# [TASK PROMPT]
Give every line again exactly as it appears, please, but not the pictures.

# [DATASET ENTRIES]

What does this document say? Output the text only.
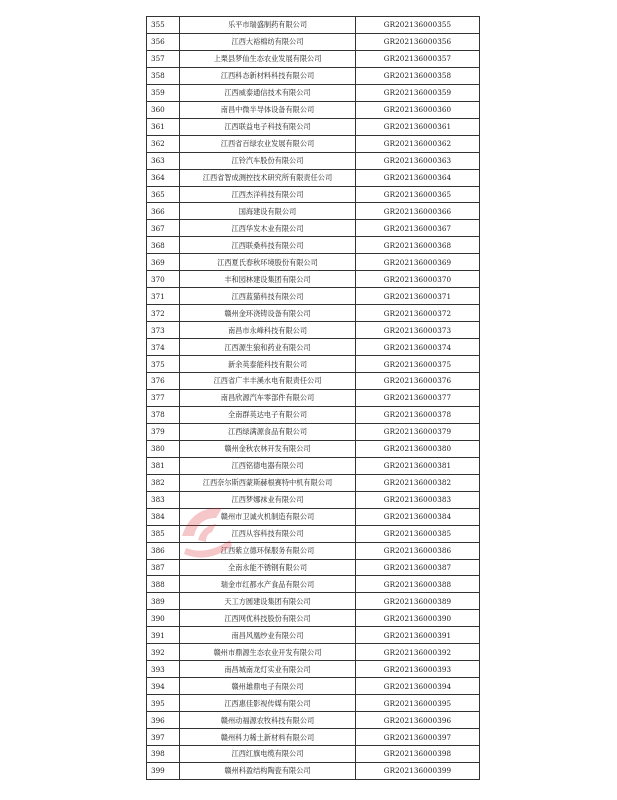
355	乐平市瑞盛制药有限公司	GR202136000355
356	江西大裕棉纺有限公司	GR202136000356
357	上栗县梦仙生态农业发展有限公司	GR202136000357
358	江西科态新材料科技有限公司	GR202136000358
359	江西威泰通信技术有限公司	GR202136000359
360	南昌中微半导体设备有限公司	GR202136000360
361	江西联益电子科技有限公司	GR202136000361
362	江西省百绿农业发展有限公司	GR202136000362
363	江铃汽车股份有限公司	GR202136000363
364	江西省智成测控技术研究所有限责任公司	GR202136000364
365	江西杰洋科技有限公司	GR202136000365
366	国海建设有限公司	GR202136000366
367	江西华发木业有限公司	GR202136000367
368	江西联桑科技有限公司	GR202136000368
369	江西夏氏春秋环境股份有限公司	GR202136000369
370	丰和园林建设集团有限公司	GR202136000370
371	江西蓝猫科技有限公司	GR202136000371
372	赣州金环浇铸设备有限公司	GR202136000372
373	南昌市永峰科技有限公司	GR202136000373
374	江西源生狼和药业有限公司	GR202136000374
375	新余英泰能科技有限公司	GR202136000375
376	江西省广丰丰溪水电有限责任公司	GR202136000376
377	南昌欣源汽车零部件有限公司	GR202136000377
378	全南群英达电子有限公司	GR202136000378
379	江西绿满源食品有限公司	GR202136000379
380	赣州金秋农林开发有限公司	GR202136000380
381	江西铭德电器有限公司	GR202136000381
382	江西奈尔斯西蒙斯赫根赛特中机有限公司	GR202136000382
383	江西梦娜袜业有限公司	GR202136000383
384	赣州市卫诚火机制造有限公司	GR202136000384
385	江西从容科技有限公司	GR202136000385
386	江西紫立德环保服务有限公司	GR202136000386
387	全南永能不锈钢有限公司	GR202136000387
388	瑞金市红都水产食品有限公司	GR202136000388
389	天工方圆建设集团有限公司	GR202136000389
390	江西网优科技股份有限公司	GR202136000390
391	南昌风凰纱业有限公司	GR202136000391
392	赣州市鼎源生态农业开发有限公司	GR202136000392
393	南昌城南龙灯实业有限公司	GR202136000393
394	赣州雄鼎电子有限公司	GR202136000394
395	江西惠佳影视传媒有限公司	GR202136000395
396	赣州动福源农牧科技有限公司	GR202136000396
397	赣州科力稀土新材料有限公司	GR202136000397
398	江西红旗电缆有限公司	GR202136000398
399	赣州科盈结构陶瓷有限公司	GR202136000399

# [OUTPUT]
What does this document say? Output the text only.
355	乐平市瑞盛制药有限公司	GR202136000355
356	江西大裕棉纺有限公司	GR202136000356
357	上栗县梦仙生态农业发展有限公司	GR202136000357
358	江西科态新材料科技有限公司	GR202136000358
359	江西威泰通信技术有限公司	GR202136000359
360	南昌中微半导体设备有限公司	GR202136000360
361	江西联益电子科技有限公司	GR202136000361
362	江西省百绿农业发展有限公司	GR202136000362
363	江铃汽车股份有限公司	GR202136000363
364	江西省智成测控技术研究所有限责任公司	GR202136000364
365	江西杰洋科技有限公司	GR202136000365
366	国海建设有限公司	GR202136000366
367	江西华发木业有限公司	GR202136000367
368	江西联桑科技有限公司	GR202136000368
369	江西夏氏春秋环境股份有限公司	GR202136000369
370	丰和园林建设集团有限公司	GR202136000370
371	江西蓝猫科技有限公司	GR202136000371
372	赣州金环浇铸设备有限公司	GR202136000372
373	南昌市永峰科技有限公司	GR202136000373
374	江西源生狼和药业有限公司	GR202136000374
375	新余英泰能科技有限公司	GR202136000375
376	江西省广丰丰溪水电有限责任公司	GR202136000376
377	南昌欣源汽车零部件有限公司	GR202136000377
378	全南群英达电子有限公司	GR202136000378
379	江西绿满源食品有限公司	GR202136000379
380	赣州金秋农林开发有限公司	GR202136000380
381	江西铭德电器有限公司	GR202136000381
382	江西奈尔斯西蒙斯赫根赛特中机有限公司	GR202136000382
383	江西梦娜袜业有限公司	GR202136000383
384	赣州市卫诚火机制造有限公司	GR202136000384
385	江西从容科技有限公司	GR202136000385
386	江西紫立德环保服务有限公司	GR202136000386
387	全南永能不锈钢有限公司	GR202136000387
388	瑞金市红都水产食品有限公司	GR202136000388
389	天工方圆建设集团有限公司	GR202136000389
390	江西网优科技股份有限公司	GR202136000390
391	南昌风凰纱业有限公司	GR202136000391
392	赣州市鼎源生态农业开发有限公司	GR202136000392
393	南昌城南龙灯实业有限公司	GR202136000393
394	赣州雄鼎电子有限公司	GR202136000394
395	江西惠佳影视传媒有限公司	GR202136000395
396	赣州动福源农牧科技有限公司	GR202136000396
397	赣州科力稀土新材料有限公司	GR202136000397
398	江西红旗电缆有限公司	GR202136000398
399	赣州科盈结构陶瓷有限公司	GR202136000399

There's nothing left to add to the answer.